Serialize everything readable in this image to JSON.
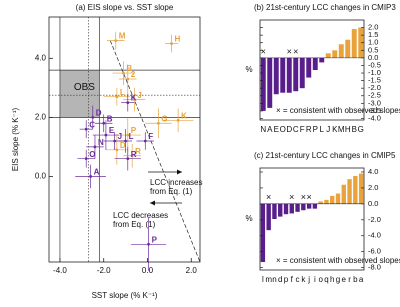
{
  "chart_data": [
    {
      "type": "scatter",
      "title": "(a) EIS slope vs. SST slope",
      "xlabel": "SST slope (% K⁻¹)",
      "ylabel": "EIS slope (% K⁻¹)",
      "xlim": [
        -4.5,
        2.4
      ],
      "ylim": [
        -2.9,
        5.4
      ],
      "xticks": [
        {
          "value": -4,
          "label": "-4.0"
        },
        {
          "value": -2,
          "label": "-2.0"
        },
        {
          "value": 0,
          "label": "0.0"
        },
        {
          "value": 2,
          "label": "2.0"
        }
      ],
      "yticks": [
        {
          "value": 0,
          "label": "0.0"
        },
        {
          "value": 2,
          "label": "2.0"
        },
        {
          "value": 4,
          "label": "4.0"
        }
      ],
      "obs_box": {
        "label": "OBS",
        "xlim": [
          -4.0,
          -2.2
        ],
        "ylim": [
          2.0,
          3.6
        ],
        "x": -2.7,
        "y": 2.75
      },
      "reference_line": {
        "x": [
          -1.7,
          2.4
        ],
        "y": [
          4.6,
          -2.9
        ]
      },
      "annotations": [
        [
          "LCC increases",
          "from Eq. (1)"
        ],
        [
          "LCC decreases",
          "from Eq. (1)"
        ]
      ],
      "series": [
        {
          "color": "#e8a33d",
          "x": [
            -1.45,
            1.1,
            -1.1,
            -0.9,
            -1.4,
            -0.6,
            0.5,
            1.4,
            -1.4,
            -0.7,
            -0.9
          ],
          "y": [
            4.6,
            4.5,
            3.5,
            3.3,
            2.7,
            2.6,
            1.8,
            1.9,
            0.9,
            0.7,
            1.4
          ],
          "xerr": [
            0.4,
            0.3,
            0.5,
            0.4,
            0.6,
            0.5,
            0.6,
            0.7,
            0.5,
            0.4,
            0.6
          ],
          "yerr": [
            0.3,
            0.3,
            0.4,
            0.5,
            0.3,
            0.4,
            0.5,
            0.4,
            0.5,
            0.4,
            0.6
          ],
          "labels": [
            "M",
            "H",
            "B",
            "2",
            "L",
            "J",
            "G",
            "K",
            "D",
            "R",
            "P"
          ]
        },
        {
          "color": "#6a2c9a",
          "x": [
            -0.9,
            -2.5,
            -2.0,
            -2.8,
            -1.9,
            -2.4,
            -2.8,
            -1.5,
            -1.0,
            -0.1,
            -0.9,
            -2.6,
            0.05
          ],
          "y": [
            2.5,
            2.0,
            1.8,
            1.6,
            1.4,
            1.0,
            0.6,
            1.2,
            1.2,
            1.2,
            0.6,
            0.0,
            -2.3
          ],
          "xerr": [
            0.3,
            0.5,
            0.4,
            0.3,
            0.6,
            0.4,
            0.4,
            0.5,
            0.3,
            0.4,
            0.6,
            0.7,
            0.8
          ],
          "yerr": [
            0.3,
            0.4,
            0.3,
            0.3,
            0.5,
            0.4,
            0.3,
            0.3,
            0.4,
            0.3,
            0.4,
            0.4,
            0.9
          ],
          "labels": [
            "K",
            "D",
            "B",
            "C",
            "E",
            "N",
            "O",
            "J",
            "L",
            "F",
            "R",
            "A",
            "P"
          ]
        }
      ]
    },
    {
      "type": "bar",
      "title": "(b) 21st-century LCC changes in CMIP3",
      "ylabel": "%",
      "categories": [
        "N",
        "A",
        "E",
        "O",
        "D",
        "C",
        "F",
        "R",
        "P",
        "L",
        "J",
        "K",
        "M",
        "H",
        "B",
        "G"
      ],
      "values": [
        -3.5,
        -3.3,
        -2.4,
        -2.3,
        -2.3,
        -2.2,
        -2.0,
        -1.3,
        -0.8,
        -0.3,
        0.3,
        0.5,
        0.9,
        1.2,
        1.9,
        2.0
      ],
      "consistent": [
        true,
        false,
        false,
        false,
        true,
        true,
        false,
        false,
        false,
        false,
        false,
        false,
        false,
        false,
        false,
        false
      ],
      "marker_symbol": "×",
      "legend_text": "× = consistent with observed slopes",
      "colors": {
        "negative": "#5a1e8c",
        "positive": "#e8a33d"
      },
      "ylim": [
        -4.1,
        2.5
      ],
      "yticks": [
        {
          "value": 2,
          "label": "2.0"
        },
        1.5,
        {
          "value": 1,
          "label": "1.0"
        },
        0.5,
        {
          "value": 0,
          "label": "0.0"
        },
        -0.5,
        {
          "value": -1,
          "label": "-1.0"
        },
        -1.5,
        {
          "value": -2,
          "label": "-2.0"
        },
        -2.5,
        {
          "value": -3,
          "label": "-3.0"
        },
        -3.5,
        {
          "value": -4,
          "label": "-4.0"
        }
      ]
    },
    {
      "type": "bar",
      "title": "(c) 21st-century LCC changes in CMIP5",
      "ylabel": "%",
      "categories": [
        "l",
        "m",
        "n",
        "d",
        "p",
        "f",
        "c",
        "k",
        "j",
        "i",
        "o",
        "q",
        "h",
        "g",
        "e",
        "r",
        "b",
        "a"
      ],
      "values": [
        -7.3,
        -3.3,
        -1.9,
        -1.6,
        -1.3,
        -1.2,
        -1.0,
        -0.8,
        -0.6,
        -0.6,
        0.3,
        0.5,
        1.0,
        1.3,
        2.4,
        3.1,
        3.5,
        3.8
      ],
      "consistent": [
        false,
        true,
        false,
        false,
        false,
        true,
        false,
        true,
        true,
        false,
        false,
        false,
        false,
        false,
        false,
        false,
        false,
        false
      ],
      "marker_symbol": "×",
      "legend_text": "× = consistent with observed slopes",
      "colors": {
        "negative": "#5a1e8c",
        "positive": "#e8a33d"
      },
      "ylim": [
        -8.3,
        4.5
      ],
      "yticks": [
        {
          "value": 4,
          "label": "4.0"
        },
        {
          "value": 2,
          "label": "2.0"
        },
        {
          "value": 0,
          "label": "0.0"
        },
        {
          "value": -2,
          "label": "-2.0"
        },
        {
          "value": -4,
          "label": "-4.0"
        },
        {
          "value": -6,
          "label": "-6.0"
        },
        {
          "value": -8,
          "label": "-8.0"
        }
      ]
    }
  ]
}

◆ ◆ ◆

→ PROMPT:
Nothing but a number is needed here: how many lines hold the string "changes"?

→ OUTPUT:
2